Exercise goal: Set down each line of the data below exactly as it stands, dropping the pictures.

━━ Input rows ━━

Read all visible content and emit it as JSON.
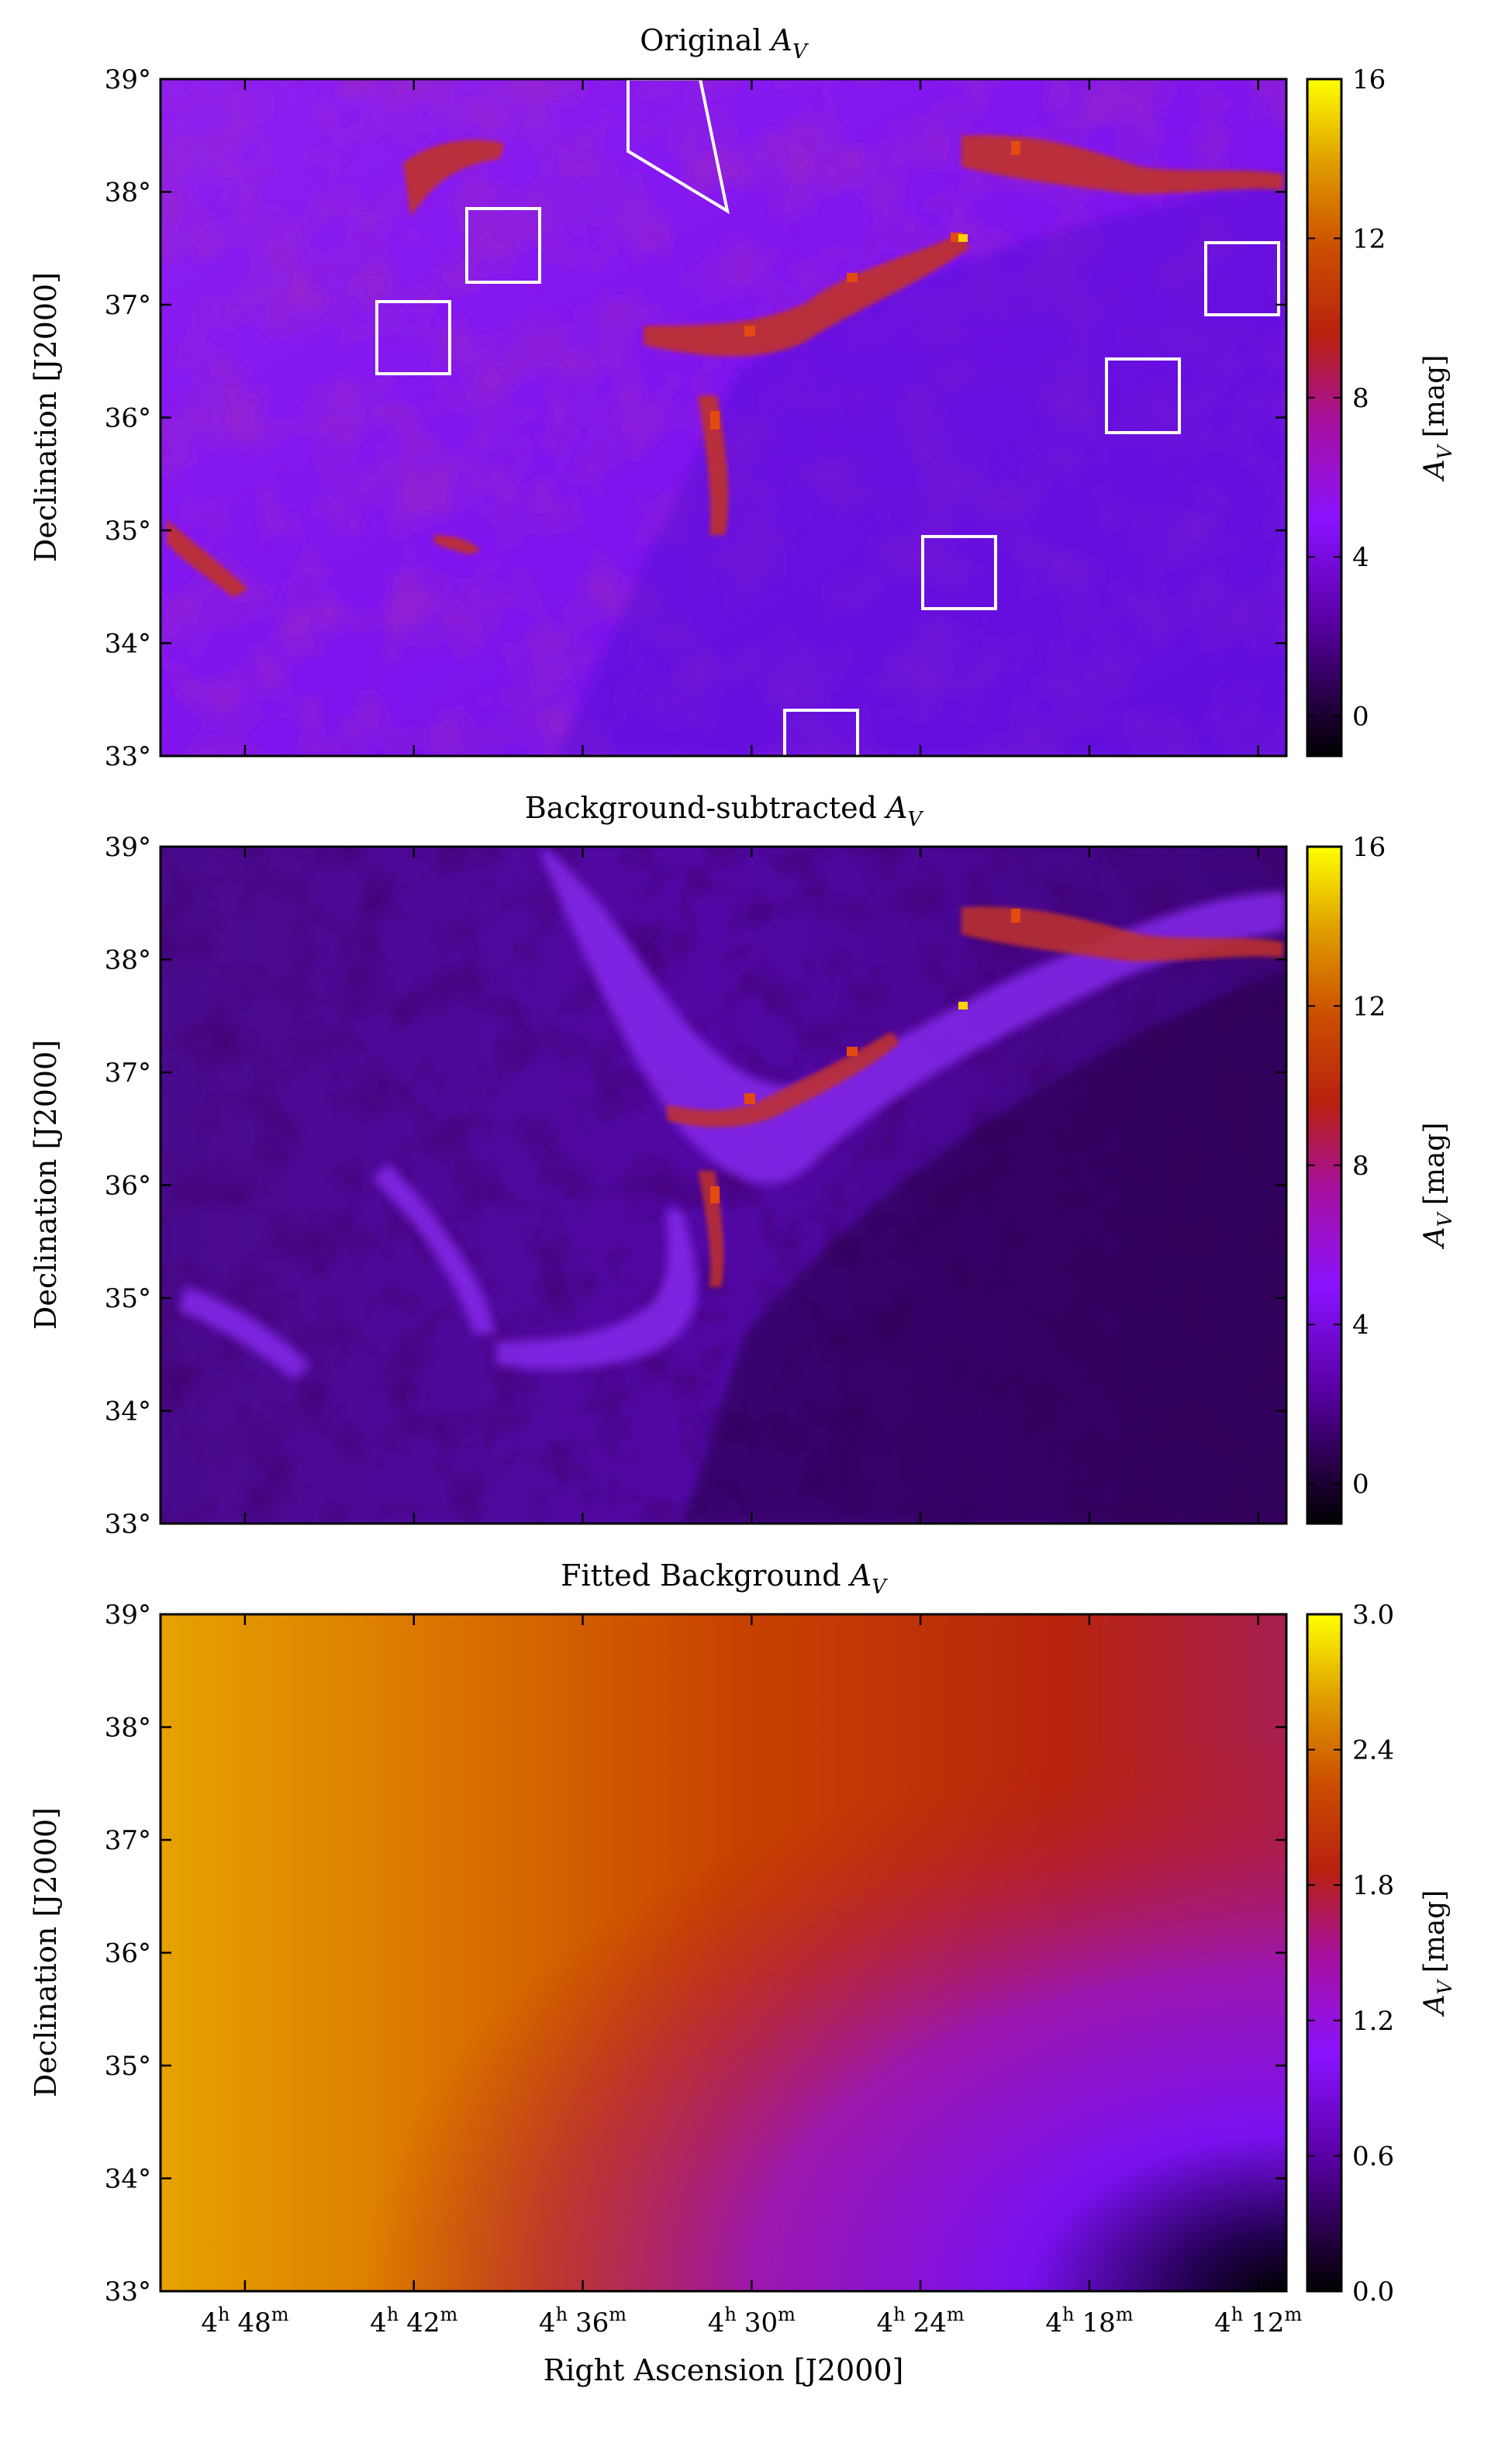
{
  "chart_data": [
    {
      "type": "heatmap",
      "title": "Original",
      "title_symbol": {
        "base": "A",
        "sub": "V"
      },
      "ylabel": "Declination [J2000]",
      "xlabel": "",
      "yticks": [
        "33°",
        "34°",
        "35°",
        "36°",
        "37°",
        "38°",
        "39°"
      ],
      "ylim": [
        33,
        39
      ],
      "xlim_ra_minutes": [
        291,
        251
      ],
      "xticks_ra_minutes": [
        288,
        282,
        276,
        270,
        264,
        258,
        252
      ],
      "colorbar": {
        "label_symbol": {
          "base": "A",
          "sub": "V"
        },
        "label_unit": "[mag]",
        "range": [
          -1,
          16
        ],
        "ticks": [
          "0",
          "4",
          "8",
          "12",
          "16"
        ],
        "tick_values": [
          0,
          4,
          8,
          12,
          16
        ],
        "colormap": "gnuplot"
      },
      "background_regions": [
        {
          "shape": "polygon",
          "points": [
            [
              274.3,
              39.0
            ],
            [
              274.3,
              38.37
            ],
            [
              270.7,
              37.85
            ],
            [
              272.6,
              39.0
            ]
          ]
        },
        {
          "shape": "box",
          "ra": [
            278.8,
            276.2
          ],
          "dec": [
            37.2,
            37.85
          ]
        },
        {
          "shape": "box",
          "ra": [
            283.3,
            280.7
          ],
          "dec": [
            36.4,
            37.05
          ]
        },
        {
          "shape": "box",
          "ra": [
            257.4,
            254.8
          ],
          "dec": [
            35.85,
            36.5
          ]
        },
        {
          "shape": "box",
          "ra": [
            253.2,
            250.6
          ],
          "dec": [
            36.9,
            37.55
          ]
        },
        {
          "shape": "box",
          "ra": [
            263.8,
            261.2
          ],
          "dec": [
            34.3,
            34.95
          ]
        },
        {
          "shape": "box",
          "ra": [
            268.5,
            266.0
          ],
          "dec": [
            33.0,
            33.4
          ]
        }
      ]
    },
    {
      "type": "heatmap",
      "title": "Background-subtracted",
      "title_symbol": {
        "base": "A",
        "sub": "V"
      },
      "ylabel": "Declination [J2000]",
      "xlabel": "",
      "yticks": [
        "33°",
        "34°",
        "35°",
        "36°",
        "37°",
        "38°",
        "39°"
      ],
      "ylim": [
        33,
        39
      ],
      "xlim_ra_minutes": [
        291,
        251
      ],
      "xticks_ra_minutes": [
        288,
        282,
        276,
        270,
        264,
        258,
        252
      ],
      "colorbar": {
        "label_symbol": {
          "base": "A",
          "sub": "V"
        },
        "label_unit": "[mag]",
        "range": [
          -1,
          16
        ],
        "ticks": [
          "0",
          "4",
          "8",
          "12",
          "16"
        ],
        "tick_values": [
          0,
          4,
          8,
          12,
          16
        ],
        "colormap": "gnuplot"
      }
    },
    {
      "type": "heatmap",
      "title": "Fitted Background",
      "title_symbol": {
        "base": "A",
        "sub": "V"
      },
      "ylabel": "Declination [J2000]",
      "xlabel": "Right Ascension [J2000]",
      "yticks": [
        "33°",
        "34°",
        "35°",
        "36°",
        "37°",
        "38°",
        "39°"
      ],
      "ylim": [
        33,
        39
      ],
      "xlim_ra_minutes": [
        291,
        251
      ],
      "xticks_ra_minutes": [
        288,
        282,
        276,
        270,
        264,
        258,
        252
      ],
      "xticks": [
        {
          "h": "4",
          "m": "48"
        },
        {
          "h": "4",
          "m": "42"
        },
        {
          "h": "4",
          "m": "36"
        },
        {
          "h": "4",
          "m": "30"
        },
        {
          "h": "4",
          "m": "24"
        },
        {
          "h": "4",
          "m": "18"
        },
        {
          "h": "4",
          "m": "12"
        }
      ],
      "colorbar": {
        "label_symbol": {
          "base": "A",
          "sub": "V"
        },
        "label_unit": "[mag]",
        "range": [
          0.0,
          3.0
        ],
        "ticks": [
          "0.0",
          "0.6",
          "1.2",
          "1.8",
          "2.4",
          "3.0"
        ],
        "tick_values": [
          0.0,
          0.6,
          1.2,
          1.8,
          2.4,
          3.0
        ],
        "colormap": "gnuplot"
      }
    }
  ]
}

━━━

Answer below:
Read all visible content and emit it as JSON.
{
  "chart_data": [
    {
      "type": "heatmap",
      "title": "Original",
      "title_symbol": {
        "base": "A",
        "sub": "V"
      },
      "ylabel": "Declination [J2000]",
      "xlabel": "",
      "yticks": [
        "33°",
        "34°",
        "35°",
        "36°",
        "37°",
        "38°",
        "39°"
      ],
      "ylim": [
        33,
        39
      ],
      "xlim_ra_minutes": [
        291,
        251
      ],
      "xticks_ra_minutes": [
        288,
        282,
        276,
        270,
        264,
        258,
        252
      ],
      "colorbar": {
        "label_symbol": {
          "base": "A",
          "sub": "V"
        },
        "label_unit": "[mag]",
        "range": [
          -1,
          16
        ],
        "ticks": [
          "0",
          "4",
          "8",
          "12",
          "16"
        ],
        "tick_values": [
          0,
          4,
          8,
          12,
          16
        ],
        "colormap": "gnuplot"
      },
      "background_regions": [
        {
          "shape": "polygon",
          "points": [
            [
              274.3,
              39.0
            ],
            [
              274.3,
              38.37
            ],
            [
              270.7,
              37.85
            ],
            [
              272.6,
              39.0
            ]
          ]
        },
        {
          "shape": "box",
          "ra": [
            278.8,
            276.2
          ],
          "dec": [
            37.2,
            37.85
          ]
        },
        {
          "shape": "box",
          "ra": [
            283.3,
            280.7
          ],
          "dec": [
            36.4,
            37.05
          ]
        },
        {
          "shape": "box",
          "ra": [
            257.4,
            254.8
          ],
          "dec": [
            35.85,
            36.5
          ]
        },
        {
          "shape": "box",
          "ra": [
            253.2,
            250.6
          ],
          "dec": [
            36.9,
            37.55
          ]
        },
        {
          "shape": "box",
          "ra": [
            263.8,
            261.2
          ],
          "dec": [
            34.3,
            34.95
          ]
        },
        {
          "shape": "box",
          "ra": [
            268.5,
            266.0
          ],
          "dec": [
            33.0,
            33.4
          ]
        }
      ]
    },
    {
      "type": "heatmap",
      "title": "Background-subtracted",
      "title_symbol": {
        "base": "A",
        "sub": "V"
      },
      "ylabel": "Declination [J2000]",
      "xlabel": "",
      "yticks": [
        "33°",
        "34°",
        "35°",
        "36°",
        "37°",
        "38°",
        "39°"
      ],
      "ylim": [
        33,
        39
      ],
      "xlim_ra_minutes": [
        291,
        251
      ],
      "xticks_ra_minutes": [
        288,
        282,
        276,
        270,
        264,
        258,
        252
      ],
      "colorbar": {
        "label_symbol": {
          "base": "A",
          "sub": "V"
        },
        "label_unit": "[mag]",
        "range": [
          -1,
          16
        ],
        "ticks": [
          "0",
          "4",
          "8",
          "12",
          "16"
        ],
        "tick_values": [
          0,
          4,
          8,
          12,
          16
        ],
        "colormap": "gnuplot"
      }
    },
    {
      "type": "heatmap",
      "title": "Fitted Background",
      "title_symbol": {
        "base": "A",
        "sub": "V"
      },
      "ylabel": "Declination [J2000]",
      "xlabel": "Right Ascension [J2000]",
      "yticks": [
        "33°",
        "34°",
        "35°",
        "36°",
        "37°",
        "38°",
        "39°"
      ],
      "ylim": [
        33,
        39
      ],
      "xlim_ra_minutes": [
        291,
        251
      ],
      "xticks_ra_minutes": [
        288,
        282,
        276,
        270,
        264,
        258,
        252
      ],
      "xticks": [
        {
          "h": "4",
          "m": "48"
        },
        {
          "h": "4",
          "m": "42"
        },
        {
          "h": "4",
          "m": "36"
        },
        {
          "h": "4",
          "m": "30"
        },
        {
          "h": "4",
          "m": "24"
        },
        {
          "h": "4",
          "m": "18"
        },
        {
          "h": "4",
          "m": "12"
        }
      ],
      "colorbar": {
        "label_symbol": {
          "base": "A",
          "sub": "V"
        },
        "label_unit": "[mag]",
        "range": [
          0.0,
          3.0
        ],
        "ticks": [
          "0.0",
          "0.6",
          "1.2",
          "1.8",
          "2.4",
          "3.0"
        ],
        "tick_values": [
          0.0,
          0.6,
          1.2,
          1.8,
          2.4,
          3.0
        ],
        "colormap": "gnuplot"
      }
    }
  ]
}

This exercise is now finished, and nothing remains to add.